**Data rows**.
************

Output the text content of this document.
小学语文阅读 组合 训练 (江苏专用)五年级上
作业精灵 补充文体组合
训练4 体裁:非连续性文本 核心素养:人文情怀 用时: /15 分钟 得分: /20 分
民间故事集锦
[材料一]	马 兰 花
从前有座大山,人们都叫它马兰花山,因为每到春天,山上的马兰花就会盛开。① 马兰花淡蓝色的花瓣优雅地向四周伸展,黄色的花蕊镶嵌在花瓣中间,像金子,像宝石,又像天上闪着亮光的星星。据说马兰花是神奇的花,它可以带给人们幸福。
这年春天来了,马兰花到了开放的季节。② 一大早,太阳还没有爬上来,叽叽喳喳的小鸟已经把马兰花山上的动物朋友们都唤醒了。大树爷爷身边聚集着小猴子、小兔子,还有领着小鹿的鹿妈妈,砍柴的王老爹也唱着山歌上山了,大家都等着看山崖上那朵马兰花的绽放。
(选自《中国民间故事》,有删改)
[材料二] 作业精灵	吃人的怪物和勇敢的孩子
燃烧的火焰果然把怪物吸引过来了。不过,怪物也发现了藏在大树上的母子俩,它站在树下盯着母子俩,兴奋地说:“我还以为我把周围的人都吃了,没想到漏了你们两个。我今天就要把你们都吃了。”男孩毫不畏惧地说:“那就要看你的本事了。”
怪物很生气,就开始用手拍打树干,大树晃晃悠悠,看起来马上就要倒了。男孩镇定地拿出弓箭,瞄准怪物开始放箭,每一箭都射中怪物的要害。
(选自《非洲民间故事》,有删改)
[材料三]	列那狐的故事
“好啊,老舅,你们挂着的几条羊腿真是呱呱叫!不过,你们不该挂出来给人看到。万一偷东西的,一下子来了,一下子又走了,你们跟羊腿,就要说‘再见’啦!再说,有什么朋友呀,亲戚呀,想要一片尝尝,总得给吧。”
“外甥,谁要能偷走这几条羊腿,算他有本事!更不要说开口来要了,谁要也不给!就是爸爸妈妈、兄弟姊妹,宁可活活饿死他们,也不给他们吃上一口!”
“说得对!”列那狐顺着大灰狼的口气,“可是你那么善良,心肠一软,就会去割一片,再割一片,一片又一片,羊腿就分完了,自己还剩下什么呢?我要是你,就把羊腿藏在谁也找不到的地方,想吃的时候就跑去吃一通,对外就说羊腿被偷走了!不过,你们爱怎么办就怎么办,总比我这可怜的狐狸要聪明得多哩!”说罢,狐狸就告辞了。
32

************

**What you need to do**. In this exercise, repeat all entries exactly.

**Written solution**.
Output the text content of this document.
小学语文阅读 组合 训练 (江苏专用)五年级上
作业精灵 补充文体组合
训练4 体裁:非连续性文本 核心素养:人文情怀 用时: /15 分钟 得分: /20 分
民间故事集锦
[材料一]	马 兰 花
从前有座大山,人们都叫它马兰花山,因为每到春天,山上的马兰花就会盛开。① 马兰花淡蓝色的花瓣优雅地向四周伸展,黄色的花蕊镶嵌在花瓣中间,像金子,像宝石,又像天上闪着亮光的星星。据说马兰花是神奇的花,它可以带给人们幸福。
这年春天来了,马兰花到了开放的季节。② 一大早,太阳还没有爬上来,叽叽喳喳的小鸟已经把马兰花山上的动物朋友们都唤醒了。大树爷爷身边聚集着小猴子、小兔子,还有领着小鹿的鹿妈妈,砍柴的王老爹也唱着山歌上山了,大家都等着看山崖上那朵马兰花的绽放。
(选自《中国民间故事》,有删改)
[材料二] 作业精灵	吃人的怪物和勇敢的孩子
燃烧的火焰果然把怪物吸引过来了。不过,怪物也发现了藏在大树上的母子俩,它站在树下盯着母子俩,兴奋地说:“我还以为我把周围的人都吃了,没想到漏了你们两个。我今天就要把你们都吃了。”男孩毫不畏惧地说:“那就要看你的本事了。”
怪物很生气,就开始用手拍打树干,大树晃晃悠悠,看起来马上就要倒了。男孩镇定地拿出弓箭,瞄准怪物开始放箭,每一箭都射中怪物的要害。
(选自《非洲民间故事》,有删改)
[材料三]	列那狐的故事
“好啊,老舅,你们挂着的几条羊腿真是呱呱叫!不过,你们不该挂出来给人看到。万一偷东西的,一下子来了,一下子又走了,你们跟羊腿,就要说‘再见’啦!再说,有什么朋友呀,亲戚呀,想要一片尝尝,总得给吧。”
“外甥,谁要能偷走这几条羊腿,算他有本事!更不要说开口来要了,谁要也不给!就是爸爸妈妈、兄弟姊妹,宁可活活饿死他们,也不给他们吃上一口!”
“说得对!”列那狐顺着大灰狼的口气,“可是你那么善良,心肠一软,就会去割一片,再割一片,一片又一片,羊腿就分完了,自己还剩下什么呢?我要是你,就把羊腿藏在谁也找不到的地方,想吃的时候就跑去吃一通,对外就说羊腿被偷走了!不过,你们爱怎么办就怎么办,总比我这可怜的狐狸要聪明得多哩!”说罢,狐狸就告辞了。
32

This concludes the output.